Pull every line that holds the word "icon" from the entries.

▬▬▬▬▬▬▬▬▬▬

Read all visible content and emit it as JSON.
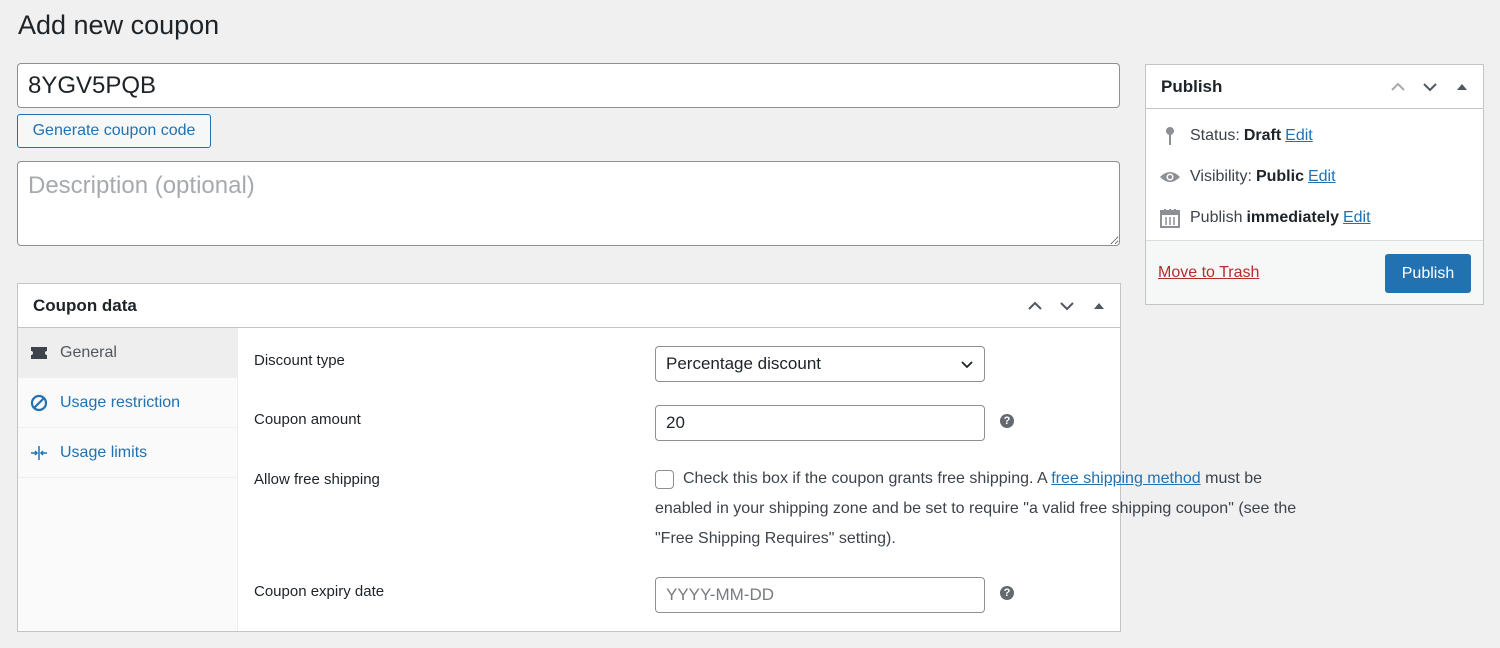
{
  "page_title": "Add new coupon",
  "coupon_code": "8YGV5PQB",
  "generate_label": "Generate coupon code",
  "description_placeholder": "Description (optional)",
  "coupon_data": {
    "title": "Coupon data",
    "tabs": [
      {
        "label": "General",
        "icon": "ticket-icon",
        "active": true
      },
      {
        "label": "Usage restriction",
        "icon": "ban-icon",
        "active": false
      },
      {
        "label": "Usage limits",
        "icon": "limits-icon",
        "active": false
      }
    ],
    "fields": {
      "discount_type_label": "Discount type",
      "discount_type_value": "Percentage discount",
      "amount_label": "Coupon amount",
      "amount_value": "20",
      "free_shipping_label": "Allow free shipping",
      "free_shipping_text_1": "Check this box if the coupon grants free shipping. A",
      "free_shipping_link": "free shipping method",
      "free_shipping_text_2": "must be enabled in your shipping zone and be set to require \"a valid free shipping coupon\" (see the \"Free Shipping Requires\" setting).",
      "free_shipping_checked": false,
      "expiry_label": "Coupon expiry date",
      "expiry_placeholder": "YYYY-MM-DD",
      "help_glyph": "?"
    }
  },
  "publish": {
    "title": "Publish",
    "status_label": "Status:",
    "status_value": "Draft",
    "visibility_label": "Visibility:",
    "visibility_value": "Public",
    "schedule_label": "Publish",
    "schedule_value": "immediately",
    "edit_label": "Edit",
    "trash_label": "Move to Trash",
    "publish_button": "Publish"
  },
  "colors": {
    "accent": "#2271b1",
    "danger": "#b32d2e",
    "background": "#f0f0f1"
  }
}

▬▬▬▬▬▬▬▬▬▬

- [SOLUTION BELOW]:
        "icon": "ticket-icon",
        "icon": "ban-icon",
        "icon": "limits-icon",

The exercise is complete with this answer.